--- start Material supplied ---

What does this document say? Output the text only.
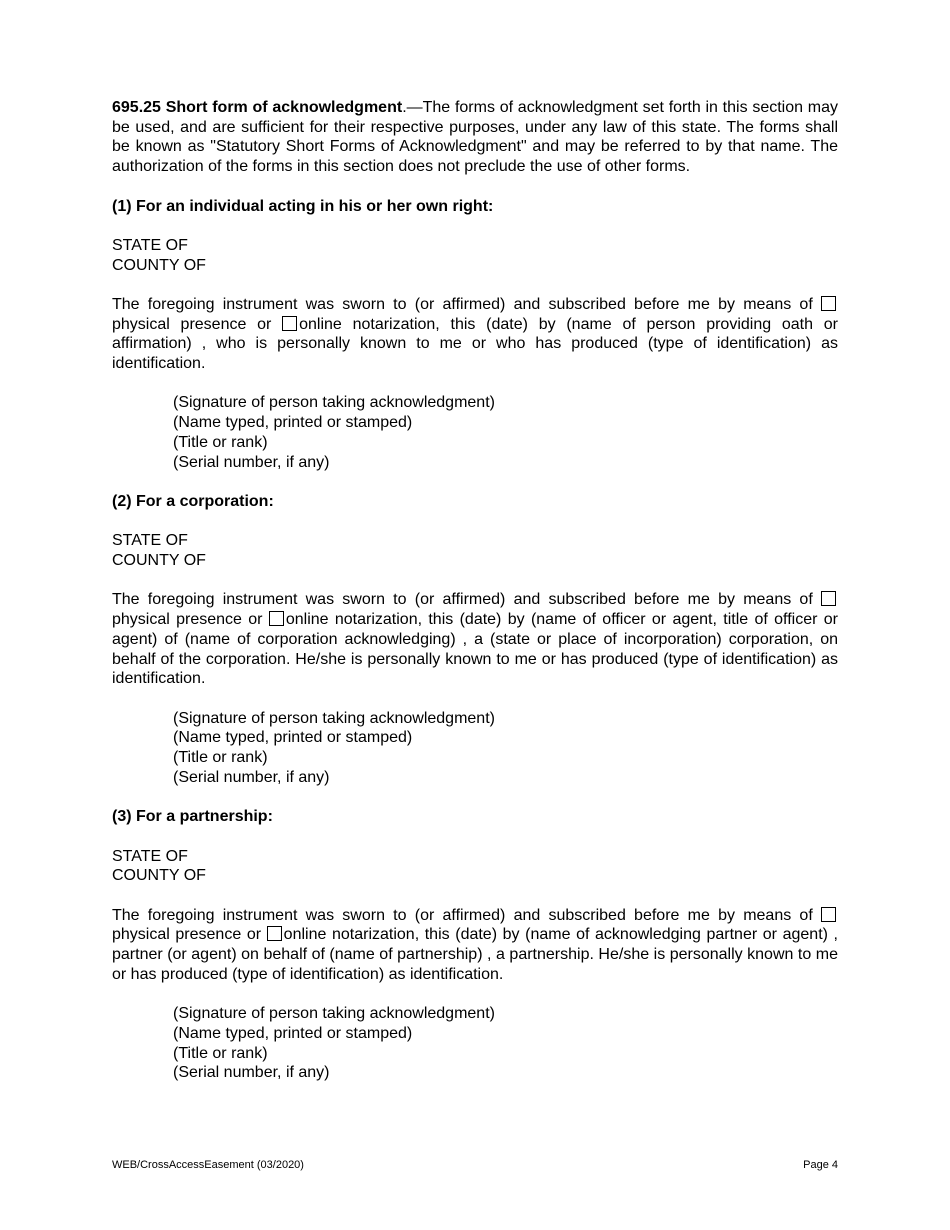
695.25 Short form of acknowledgment.—The forms of acknowledgment set forth in this section may be used, and are sufficient for their respective purposes, under any law of this state. The forms shall be known as "Statutory Short Forms of Acknowledgment" and may be referred to by that name. The authorization of the forms in this section does not preclude the use of other forms.

(1) For an individual acting in his or her own right:

STATE OF
COUNTY OF

The foregoing instrument was sworn to (or affirmed) and subscribed before me by means of physical presence or online notarization, this (date) by (name of person providing oath or affirmation) , who is personally known to me or who has produced (type of identification) as identification.

(Signature of person taking acknowledgment)
(Name typed, printed or stamped)
(Title or rank)
(Serial number, if any)

(2) For a corporation:

STATE OF
COUNTY OF

The foregoing instrument was sworn to (or affirmed) and subscribed before me by means of physical presence or online notarization, this (date) by (name of officer or agent, title of officer or agent) of (name of corporation acknowledging) , a (state or place of incorporation) corporation, on behalf of the corporation. He/she is personally known to me or has produced (type of identification) as identification.

(Signature of person taking acknowledgment)
(Name typed, printed or stamped)
(Title or rank)
(Serial number, if any)

(3) For a partnership:

STATE OF
COUNTY OF

The foregoing instrument was sworn to (or affirmed) and subscribed before me by means of physical presence or online notarization, this (date) by (name of acknowledging partner or agent) , partner (or agent) on behalf of (name of partnership) , a partnership. He/she is personally known to me or has produced (type of identification) as identification.

(Signature of person taking acknowledgment)
(Name typed, printed or stamped)
(Title or rank)
(Serial number, if any)
WEB/CrossAccessEasement (03/2020)	Page 4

--- end Material supplied ---

Written instruction: Pictures don't belong in the copy. Transcribe every record exactly as it appears.

Task answer:
What does this document say? Output the text only.
695.25 Short form of acknowledgment.—The forms of acknowledgment set forth in this section may be used, and are sufficient for their respective purposes, under any law of this state. The forms shall be known as "Statutory Short Forms of Acknowledgment" and may be referred to by that name. The authorization of the forms in this section does not preclude the use of other forms.

(1) For an individual acting in his or her own right:

STATE OF
COUNTY OF

The foregoing instrument was sworn to (or affirmed) and subscribed before me by means of physical presence or online notarization, this (date) by (name of person providing oath or affirmation) , who is personally known to me or who has produced (type of identification) as identification.

(Signature of person taking acknowledgment)
(Name typed, printed or stamped)
(Title or rank)
(Serial number, if any)

(2) For a corporation:

STATE OF
COUNTY OF

The foregoing instrument was sworn to (or affirmed) and subscribed before me by means of physical presence or online notarization, this (date) by (name of officer or agent, title of officer or agent) of (name of corporation acknowledging) , a (state or place of incorporation) corporation, on behalf of the corporation. He/she is personally known to me or has produced (type of identification) as identification.

(Signature of person taking acknowledgment)
(Name typed, printed or stamped)
(Title or rank)
(Serial number, if any)

(3) For a partnership:

STATE OF
COUNTY OF

The foregoing instrument was sworn to (or affirmed) and subscribed before me by means of physical presence or online notarization, this (date) by (name of acknowledging partner or agent) , partner (or agent) on behalf of (name of partnership) , a partnership. He/she is personally known to me or has produced (type of identification) as identification.

(Signature of person taking acknowledgment)
(Name typed, printed or stamped)
(Title or rank)
(Serial number, if any)
WEB/CrossAccessEasement (03/2020)	Page 4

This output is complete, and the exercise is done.